# SUPPLIED PASSAGE
▼▼▼

Hi, i m in college. i have few question types dealing with large nos. that i believe are Quickly solvable:- I need the general methods to solve these quickly.
1)What is the last 2 digits when a numebr is divided by another? Eg. When (23^222) is divided by 4.
2)What is the last digit when a numebr is divided by another?
-Thhanks.
2006-10-30 06:00:41 · 2 answers · asked by ʞzɹәႨnɹ 2 in Science & Mathematics ➔ Mathematics
Can u please also link me to a Web Resource for similar maths questions(w ans). I want examples
2006-10-30 06:07:14 · update #1
Or better still, please solve this Example itself:-
"find last digit & last-2-digits when 23^123 is divided by 4"
-Thanks
2006-10-30 06:09:47 · update #2
sorry, just take a similar example - (23^x)/4 where 23^x is completely div. by 4
2006-10-30 06:34:41 · update #3
You just have to figure a pattern...
23^1 = 23
--> 23 / 4 = 5.75
Last digit = 5
23^2 = 529
--> 529 / 4 = 132.25
Last digit = 2
23^3 = 12167
--> 12167 / 4 = 3041.75
Last digit = 1
23^4 = 279841
--> 279841 / 4 = 69960.25
Last digit = 0
23^5 = 6436343
--> 6436343 / 4 = 1609085.75
Last digit = 5
23^6 = 148035889
--> 148035889 / 4 = 37008972.25
Last digit = 2
23^7 = 3404825447
--> 3404825447 / 4 = 851206361.75
Last digit = 1
23^8 = 78310985281
--> 78310985281 / 4 = 19577746320.25
Last digit = 0
So the pattern of the last digit is:
5, 2, 1, 0, 5, 2, 1, 0, etc.

▲▲▲

# WORK TO COMPLETE
• 1. List every timestamp that appears in the forum thread on last digits of large powers.
• 2. Continue the forum thread on last digits of large powers from the point where it ends.

# RECORD EXTRACTS
▼▼▼

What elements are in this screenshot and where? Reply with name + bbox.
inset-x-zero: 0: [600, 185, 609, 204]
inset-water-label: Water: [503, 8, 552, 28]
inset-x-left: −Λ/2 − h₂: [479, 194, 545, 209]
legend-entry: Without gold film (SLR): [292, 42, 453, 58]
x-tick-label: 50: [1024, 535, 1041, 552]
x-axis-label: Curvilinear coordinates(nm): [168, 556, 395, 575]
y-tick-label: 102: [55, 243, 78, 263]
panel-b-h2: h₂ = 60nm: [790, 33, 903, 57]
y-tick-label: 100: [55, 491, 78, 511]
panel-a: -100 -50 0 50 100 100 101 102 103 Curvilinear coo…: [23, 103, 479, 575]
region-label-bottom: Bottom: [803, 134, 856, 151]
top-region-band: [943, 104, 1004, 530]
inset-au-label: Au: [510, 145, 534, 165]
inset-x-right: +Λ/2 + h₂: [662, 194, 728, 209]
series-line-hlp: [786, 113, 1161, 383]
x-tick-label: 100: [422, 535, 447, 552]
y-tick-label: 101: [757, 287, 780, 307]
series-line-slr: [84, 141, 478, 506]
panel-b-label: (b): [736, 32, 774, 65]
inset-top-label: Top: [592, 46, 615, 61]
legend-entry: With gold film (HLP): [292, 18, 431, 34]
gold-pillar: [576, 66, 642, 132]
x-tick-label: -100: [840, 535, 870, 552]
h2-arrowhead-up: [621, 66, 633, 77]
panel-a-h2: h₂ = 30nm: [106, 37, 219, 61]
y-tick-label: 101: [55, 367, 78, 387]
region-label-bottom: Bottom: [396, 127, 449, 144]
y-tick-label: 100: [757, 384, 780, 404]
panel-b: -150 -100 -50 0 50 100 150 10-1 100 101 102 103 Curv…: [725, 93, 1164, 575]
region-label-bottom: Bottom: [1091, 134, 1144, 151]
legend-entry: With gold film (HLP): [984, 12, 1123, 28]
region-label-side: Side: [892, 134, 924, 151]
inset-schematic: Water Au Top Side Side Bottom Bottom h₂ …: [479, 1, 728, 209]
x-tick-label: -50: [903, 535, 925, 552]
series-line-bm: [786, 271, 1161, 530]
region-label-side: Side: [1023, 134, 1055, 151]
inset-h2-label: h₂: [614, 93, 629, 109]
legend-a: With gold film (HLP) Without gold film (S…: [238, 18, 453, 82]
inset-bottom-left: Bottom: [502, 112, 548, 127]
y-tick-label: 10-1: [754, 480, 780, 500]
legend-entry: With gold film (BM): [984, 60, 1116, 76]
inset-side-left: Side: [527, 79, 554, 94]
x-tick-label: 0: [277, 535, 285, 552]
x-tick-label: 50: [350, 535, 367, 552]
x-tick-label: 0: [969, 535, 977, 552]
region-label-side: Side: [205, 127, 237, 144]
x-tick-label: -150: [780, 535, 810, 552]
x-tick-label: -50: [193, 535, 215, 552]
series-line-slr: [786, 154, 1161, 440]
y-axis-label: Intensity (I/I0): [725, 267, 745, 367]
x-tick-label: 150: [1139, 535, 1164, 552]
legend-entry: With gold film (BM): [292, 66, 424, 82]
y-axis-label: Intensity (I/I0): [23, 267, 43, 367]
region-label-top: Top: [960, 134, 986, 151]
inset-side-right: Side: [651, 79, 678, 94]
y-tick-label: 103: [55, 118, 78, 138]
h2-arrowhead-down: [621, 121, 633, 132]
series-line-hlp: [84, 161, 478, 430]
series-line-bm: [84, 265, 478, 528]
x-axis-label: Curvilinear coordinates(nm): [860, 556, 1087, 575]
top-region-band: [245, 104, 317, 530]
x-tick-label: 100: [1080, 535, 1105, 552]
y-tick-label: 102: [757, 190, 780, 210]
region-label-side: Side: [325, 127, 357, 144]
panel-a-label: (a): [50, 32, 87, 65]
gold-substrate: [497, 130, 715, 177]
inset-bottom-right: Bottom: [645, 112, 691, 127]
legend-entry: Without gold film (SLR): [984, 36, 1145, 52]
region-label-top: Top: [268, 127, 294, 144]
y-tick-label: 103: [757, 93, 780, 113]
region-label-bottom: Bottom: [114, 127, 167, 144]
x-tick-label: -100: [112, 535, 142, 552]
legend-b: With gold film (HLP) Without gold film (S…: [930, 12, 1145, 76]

▲▲▲

# RESPONSES TO THE EXERCISE
• 1.
2006-10-30 06:00:41
2006-10-30 06:07:14
2006-10-30 06:09:47
2006-10-30 06:34:41

• 2.
Take the exponent and divide by 4, then take the remainder:
1/4 --> r1 --> 5
2/4 --> r2 --> 2
3/4 --> r3 --> 1
4/4 --> r0 --> 0
5/4 --> r1 --> 5
6/4 --> r2 --> 2
7/4 --> r3 --> 1
8/4 --> r0 --> 0
etc.
See the pattern?
So if we take the exponent (222) and divide by 4, you get 55 r2. Anytime you have r2 --> 2
So 23^222 will have 2 as the last digit.
2006-10-30 06:03:40 · answer #1 · answered by Puzzling 7 · 0⤊ 0⤋
can u clarify ur question as 23^222 is not divisible by 4.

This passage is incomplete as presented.